▶ _Your instructions_
Copy, in full, each line of the material that holds the word "khmer".

= = = = =

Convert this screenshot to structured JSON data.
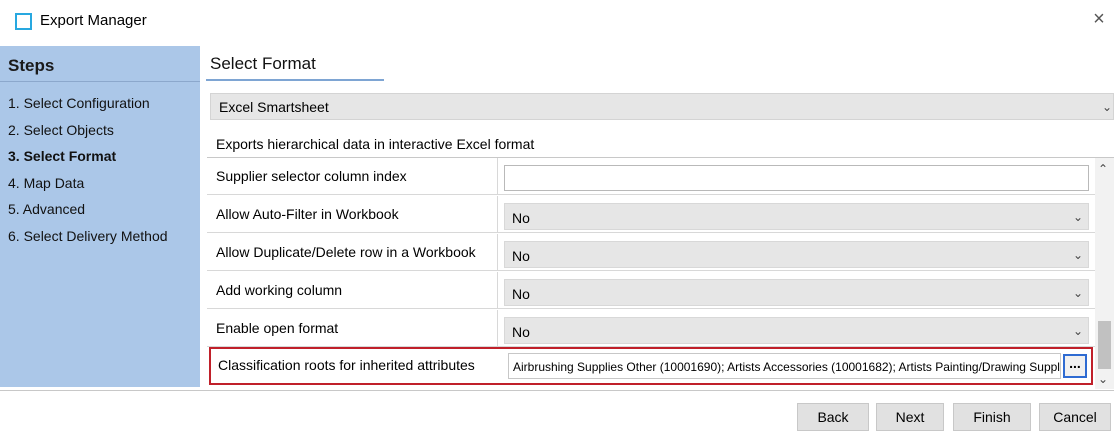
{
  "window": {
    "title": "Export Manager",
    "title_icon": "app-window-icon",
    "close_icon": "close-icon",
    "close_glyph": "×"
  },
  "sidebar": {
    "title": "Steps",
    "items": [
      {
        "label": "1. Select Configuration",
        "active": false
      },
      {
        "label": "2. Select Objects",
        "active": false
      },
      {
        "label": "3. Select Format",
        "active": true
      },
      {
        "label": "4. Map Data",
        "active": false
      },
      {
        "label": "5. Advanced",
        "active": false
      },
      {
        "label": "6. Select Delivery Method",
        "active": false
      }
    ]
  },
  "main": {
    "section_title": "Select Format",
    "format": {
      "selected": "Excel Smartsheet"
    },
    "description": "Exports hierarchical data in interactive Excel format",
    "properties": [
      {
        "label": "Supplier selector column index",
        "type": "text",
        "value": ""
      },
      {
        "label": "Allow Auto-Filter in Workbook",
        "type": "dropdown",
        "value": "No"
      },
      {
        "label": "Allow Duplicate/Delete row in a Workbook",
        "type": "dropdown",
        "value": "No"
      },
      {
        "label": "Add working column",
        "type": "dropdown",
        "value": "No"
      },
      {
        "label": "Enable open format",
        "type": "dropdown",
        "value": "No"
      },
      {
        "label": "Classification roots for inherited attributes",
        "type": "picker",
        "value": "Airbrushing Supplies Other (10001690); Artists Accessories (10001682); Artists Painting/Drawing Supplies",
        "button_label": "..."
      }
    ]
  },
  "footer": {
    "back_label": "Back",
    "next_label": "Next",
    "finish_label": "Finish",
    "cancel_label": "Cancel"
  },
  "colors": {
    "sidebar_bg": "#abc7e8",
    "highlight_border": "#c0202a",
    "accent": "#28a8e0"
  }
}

= = = = =

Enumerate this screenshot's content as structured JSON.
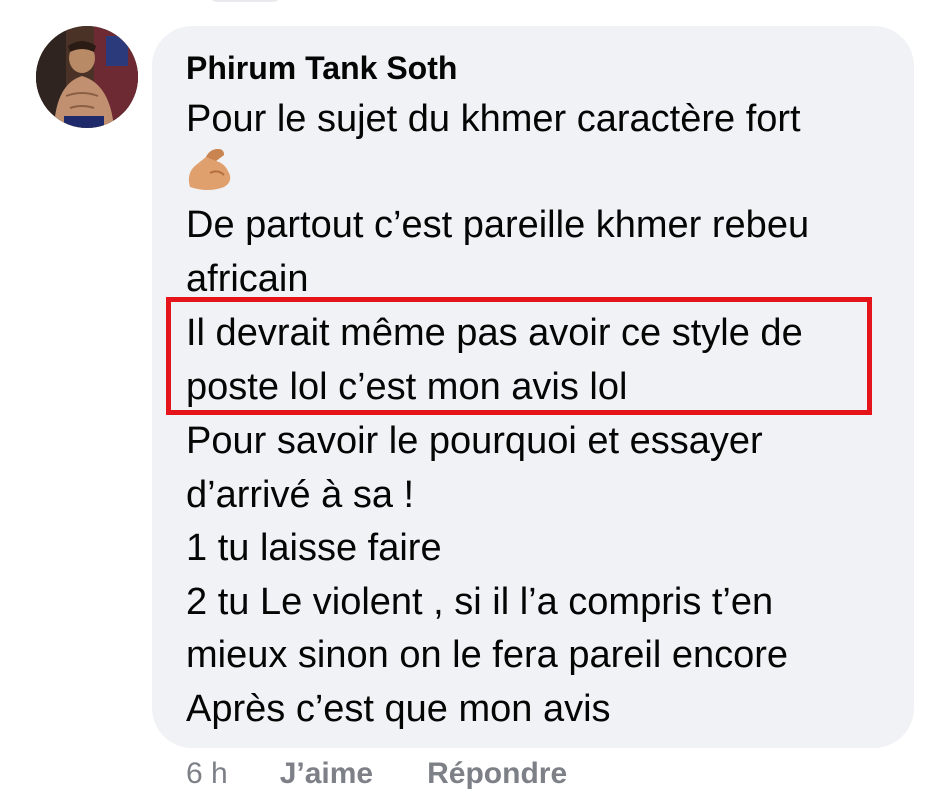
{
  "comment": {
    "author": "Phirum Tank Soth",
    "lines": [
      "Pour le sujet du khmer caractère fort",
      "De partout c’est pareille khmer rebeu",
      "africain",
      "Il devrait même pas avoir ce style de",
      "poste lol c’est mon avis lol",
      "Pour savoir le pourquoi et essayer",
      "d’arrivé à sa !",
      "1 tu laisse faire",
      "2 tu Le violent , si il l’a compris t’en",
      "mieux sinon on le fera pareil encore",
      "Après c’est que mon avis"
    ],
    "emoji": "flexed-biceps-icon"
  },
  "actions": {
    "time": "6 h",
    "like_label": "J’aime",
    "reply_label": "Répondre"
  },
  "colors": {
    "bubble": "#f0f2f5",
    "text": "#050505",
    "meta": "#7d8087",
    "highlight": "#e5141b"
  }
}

= = = = =

▶ _Full answer_
      "Pour le sujet du khmer caractère fort",
      "De partout c’est pareille khmer rebeu",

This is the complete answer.